▶ **Exercise description**: Select, from the data, each line where "attribute" occurs.

>> Start Rows

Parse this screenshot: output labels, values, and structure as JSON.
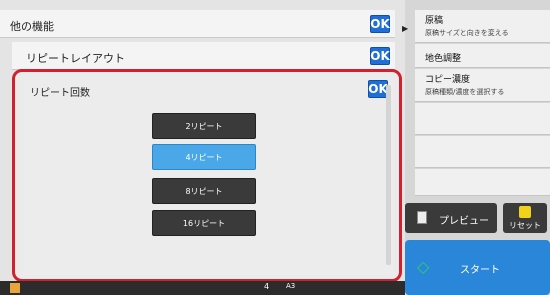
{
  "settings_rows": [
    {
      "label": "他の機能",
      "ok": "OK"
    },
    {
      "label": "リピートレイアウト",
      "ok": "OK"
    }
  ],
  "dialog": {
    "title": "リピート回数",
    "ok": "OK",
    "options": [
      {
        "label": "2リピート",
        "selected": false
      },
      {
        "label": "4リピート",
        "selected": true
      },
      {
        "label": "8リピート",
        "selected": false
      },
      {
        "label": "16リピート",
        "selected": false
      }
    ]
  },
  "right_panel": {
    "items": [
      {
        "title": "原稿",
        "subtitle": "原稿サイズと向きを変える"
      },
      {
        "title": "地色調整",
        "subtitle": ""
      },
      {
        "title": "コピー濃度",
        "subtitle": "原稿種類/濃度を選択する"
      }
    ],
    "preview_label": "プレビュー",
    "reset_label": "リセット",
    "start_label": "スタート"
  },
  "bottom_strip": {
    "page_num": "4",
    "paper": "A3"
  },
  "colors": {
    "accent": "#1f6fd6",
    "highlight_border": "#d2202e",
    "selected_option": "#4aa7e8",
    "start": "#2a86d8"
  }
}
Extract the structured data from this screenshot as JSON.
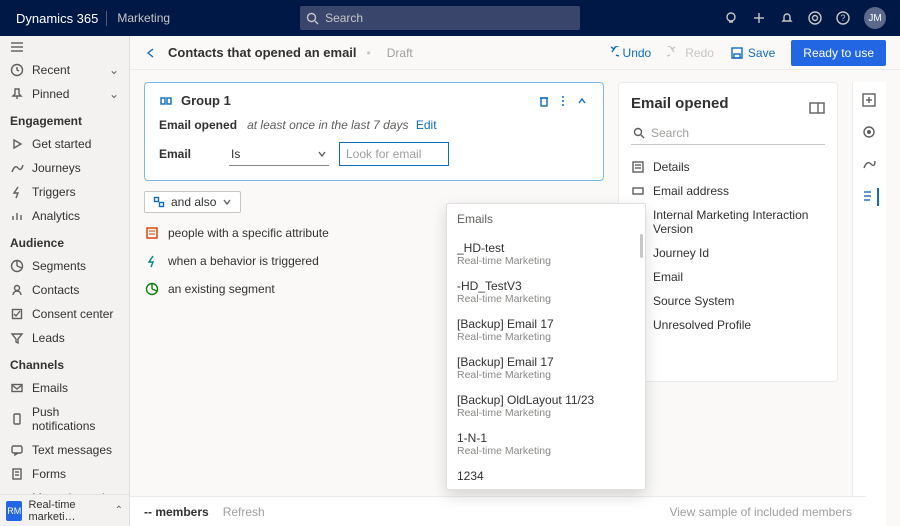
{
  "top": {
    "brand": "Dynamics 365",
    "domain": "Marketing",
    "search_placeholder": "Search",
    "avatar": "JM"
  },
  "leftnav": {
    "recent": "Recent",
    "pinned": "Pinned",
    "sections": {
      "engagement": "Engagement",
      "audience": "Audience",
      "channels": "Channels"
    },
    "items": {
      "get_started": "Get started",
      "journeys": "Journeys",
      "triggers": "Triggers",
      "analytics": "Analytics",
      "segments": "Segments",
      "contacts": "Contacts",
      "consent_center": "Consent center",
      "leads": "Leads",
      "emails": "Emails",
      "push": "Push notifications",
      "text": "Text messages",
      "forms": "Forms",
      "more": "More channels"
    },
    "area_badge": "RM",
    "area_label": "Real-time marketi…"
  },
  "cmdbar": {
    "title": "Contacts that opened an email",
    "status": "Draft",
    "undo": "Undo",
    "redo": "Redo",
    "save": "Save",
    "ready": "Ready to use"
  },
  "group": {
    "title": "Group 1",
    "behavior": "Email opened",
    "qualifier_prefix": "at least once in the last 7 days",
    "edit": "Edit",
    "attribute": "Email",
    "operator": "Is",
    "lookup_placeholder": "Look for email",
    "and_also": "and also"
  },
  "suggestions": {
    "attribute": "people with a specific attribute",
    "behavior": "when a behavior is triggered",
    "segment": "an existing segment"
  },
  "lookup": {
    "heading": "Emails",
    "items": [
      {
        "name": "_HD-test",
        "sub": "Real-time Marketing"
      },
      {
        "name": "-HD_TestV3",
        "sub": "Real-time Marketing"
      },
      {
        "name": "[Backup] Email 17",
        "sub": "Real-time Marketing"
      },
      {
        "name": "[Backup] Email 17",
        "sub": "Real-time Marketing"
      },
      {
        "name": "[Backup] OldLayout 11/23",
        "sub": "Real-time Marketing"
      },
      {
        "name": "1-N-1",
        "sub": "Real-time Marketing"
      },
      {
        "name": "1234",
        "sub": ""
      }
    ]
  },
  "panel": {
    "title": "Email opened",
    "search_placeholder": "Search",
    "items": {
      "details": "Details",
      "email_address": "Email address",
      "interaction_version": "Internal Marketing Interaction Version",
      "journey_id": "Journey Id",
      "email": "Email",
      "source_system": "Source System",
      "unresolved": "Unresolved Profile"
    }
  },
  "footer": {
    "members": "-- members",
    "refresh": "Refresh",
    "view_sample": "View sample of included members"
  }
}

>> End Rows

▶ **Right answer**:
    "attribute": "Email",
    "attribute": "people with a specific attribute",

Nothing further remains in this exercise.